# DIRECTIONS FOR THIS TASK
Set the data down again, exactly as it reads, but without the pictures.

# MATERIAL TO PROCESS
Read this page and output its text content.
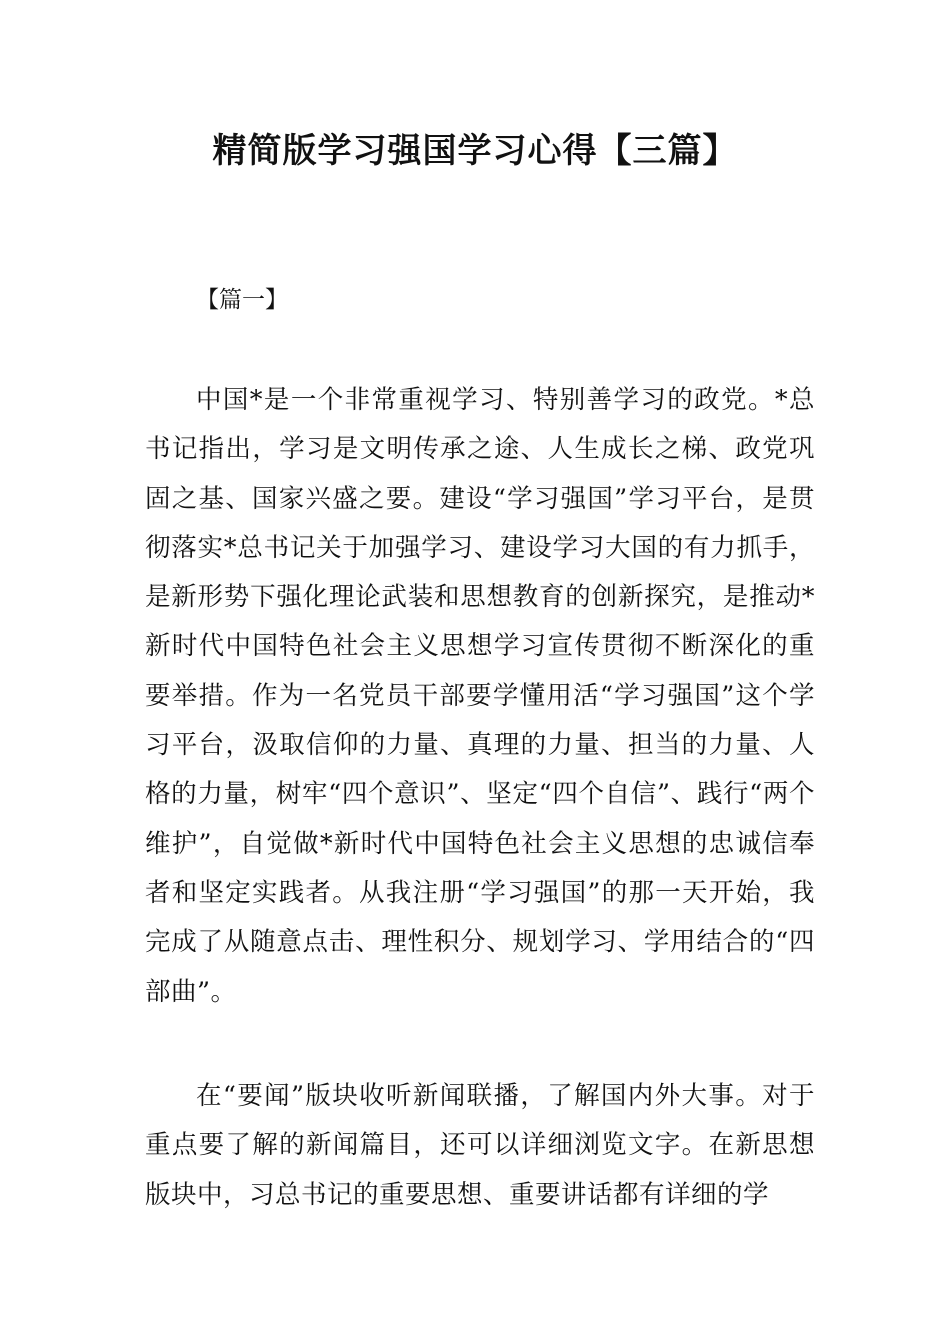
精简版学习强国学习心得【三篇】
【篇一】

中国*是一个非常重视学习、特别善学习的政党。*总书记指出，学习是文明传承之途、人生成长之梯、政党巩固之基、国家兴盛之要。建设“学习强国”学习平台，是贯彻落实*总书记关于加强学习、建设学习大国的有力抓手，是新形势下强化理论武装和思想教育的创新探究，是推动*新时代中国特色社会主义思想学习宣传贯彻不断深化的重要举措。作为一名党员干部要学懂用活“学习强国”这个学习平台，汲取信仰的力量、真理的力量、担当的力量、人格的力量，树牢“四个意识”、坚定“四个自信”、践行“两个维护”，自觉做*新时代中国特色社会主义思想的忠诚信奉者和坚定实践者。从我注册“学习强国”的那一天开始，我完成了从随意点击、理性积分、规划学习、学用结合的“四部曲”。

在“要闻”版块收听新闻联播，了解国内外大事。对于重点要了解的新闻篇目，还可以详细浏览文字。在新思想版块中，习总书记的重要思想、重要讲话都有详细的学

# RESPONSE TO THIS EXERCISE
Read this page and output its text content.
精简版学习强国学习心得【三篇】
【篇一】

中国*是一个非常重视学习、特别善学习的政党。*总书记指出，学习是文明传承之途、人生成长之梯、政党巩固之基、国家兴盛之要。建设“学习强国”学习平台，是贯彻落实*总书记关于加强学习、建设学习大国的有力抓手，是新形势下强化理论武装和思想教育的创新探究，是推动*新时代中国特色社会主义思想学习宣传贯彻不断深化的重要举措。作为一名党员干部要学懂用活“学习强国”这个学习平台，汲取信仰的力量、真理的力量、担当的力量、人格的力量，树牢“四个意识”、坚定“四个自信”、践行“两个维护”，自觉做*新时代中国特色社会主义思想的忠诚信奉者和坚定实践者。从我注册“学习强国”的那一天开始，我完成了从随意点击、理性积分、规划学习、学用结合的“四部曲”。

在“要闻”版块收听新闻联播，了解国内外大事。对于重点要了解的新闻篇目，还可以详细浏览文字。在新思想版块中，习总书记的重要思想、重要讲话都有详细的学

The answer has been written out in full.